__DIRECTIONS FOR THIS TASK__. Find the lines with the string "Research" and return them.

__MATERIALS PROVIDED__.
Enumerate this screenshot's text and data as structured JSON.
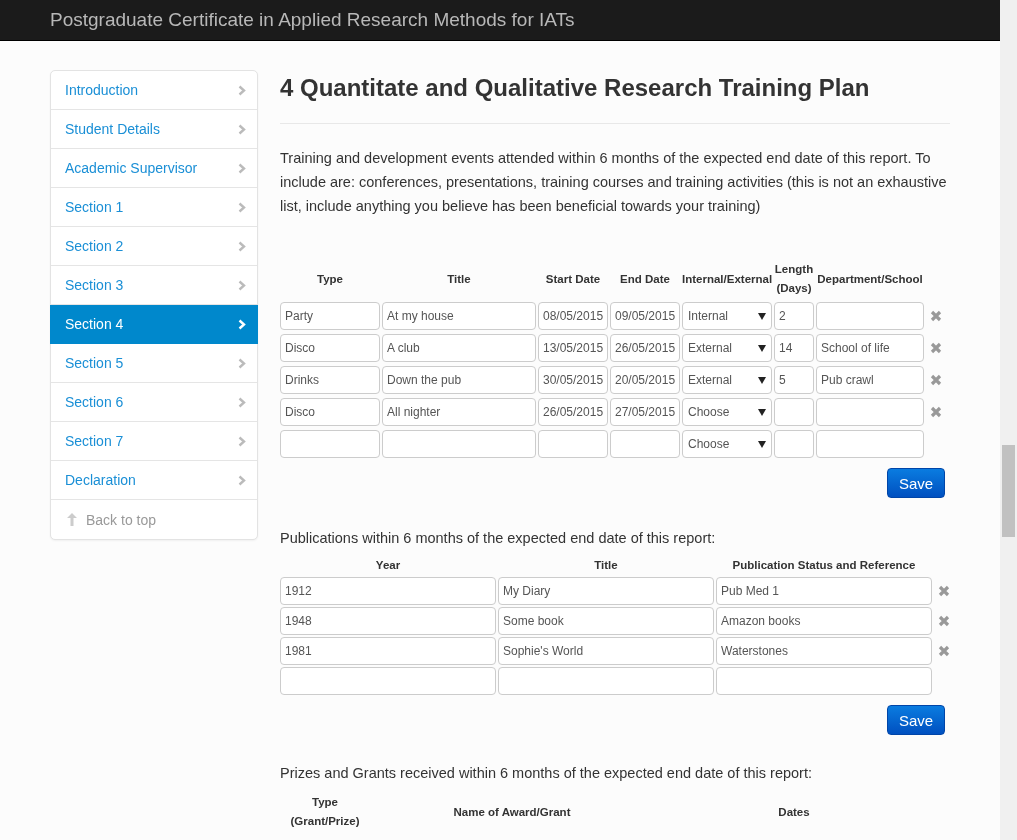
{
  "header": {
    "title": "Postgraduate Certificate in Applied Research Methods for IATs"
  },
  "sidebar": {
    "items": [
      {
        "label": "Introduction",
        "selected": false
      },
      {
        "label": "Student Details",
        "selected": false
      },
      {
        "label": "Academic Supervisor",
        "selected": false
      },
      {
        "label": "Section 1",
        "selected": false
      },
      {
        "label": "Section 2",
        "selected": false
      },
      {
        "label": "Section 3",
        "selected": false
      },
      {
        "label": "Section 4",
        "selected": true
      },
      {
        "label": "Section 5",
        "selected": false
      },
      {
        "label": "Section 6",
        "selected": false
      },
      {
        "label": "Section 7",
        "selected": false
      },
      {
        "label": "Declaration",
        "selected": false
      }
    ],
    "back_to_top": "Back to top"
  },
  "heading": "4 Quantitate and Qualitative Research Training Plan",
  "intro": "Training and development events attended within 6 months of the expected end date of this report. To include are: conferences, presentations, training courses and training activities (this is not an exhaustive list, include anything you believe has been beneficial towards your training)",
  "training": {
    "columns": [
      "Type",
      "Title",
      "Start Date",
      "End Date",
      "Internal/External",
      "Length (Days)",
      "Department/School"
    ],
    "rows": [
      {
        "type": "Party",
        "title": "At my house",
        "start_date": "08/05/2015",
        "end_date": "09/05/2015",
        "internal_external": "Internal",
        "length_days": "2",
        "removable": true
      },
      {
        "type": "Disco",
        "title": "A club",
        "start_date": "13/05/2015",
        "end_date": "26/05/2015",
        "internal_external": "External",
        "length_days": "14",
        "department": "School of life",
        "removable": true
      },
      {
        "type": "Drinks",
        "title": "Down the pub",
        "start_date": "30/05/2015",
        "end_date": "20/05/2015",
        "internal_external": "External",
        "length_days": "5",
        "department": "Pub crawl",
        "removable": true
      },
      {
        "type": "Disco",
        "title": "All nighter",
        "start_date": "26/05/2015",
        "end_date": "27/05/2015",
        "internal_external": "Choose",
        "removable": true
      },
      {
        "internal_external": "Choose",
        "removable": false
      }
    ],
    "save": "Save"
  },
  "publications": {
    "intro": "Publications within 6 months of the expected end date of this report:",
    "columns": [
      "Year",
      "Title",
      "Publication Status and Reference"
    ],
    "rows": [
      {
        "year": "1912",
        "title": "My Diary",
        "status": "Pub Med 1",
        "removable": true
      },
      {
        "year": "1948",
        "title": "Some book",
        "status": "Amazon books",
        "removable": true
      },
      {
        "year": "1981",
        "title": "Sophie's World",
        "status": "Waterstones",
        "removable": true
      },
      {
        "removable": false
      }
    ],
    "save": "Save"
  },
  "prizes": {
    "intro": "Prizes and Grants received within 6 months of the expected end date of this report:",
    "columns": [
      "Type (Grant/Prize)",
      "Name of Award/Grant",
      "Dates"
    ]
  }
}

__SOLUTION__.
    "title": "Postgraduate Certificate in Applied Research Methods for IATs"
  "heading": "4 Quantitate and Qualitative Research Training Plan",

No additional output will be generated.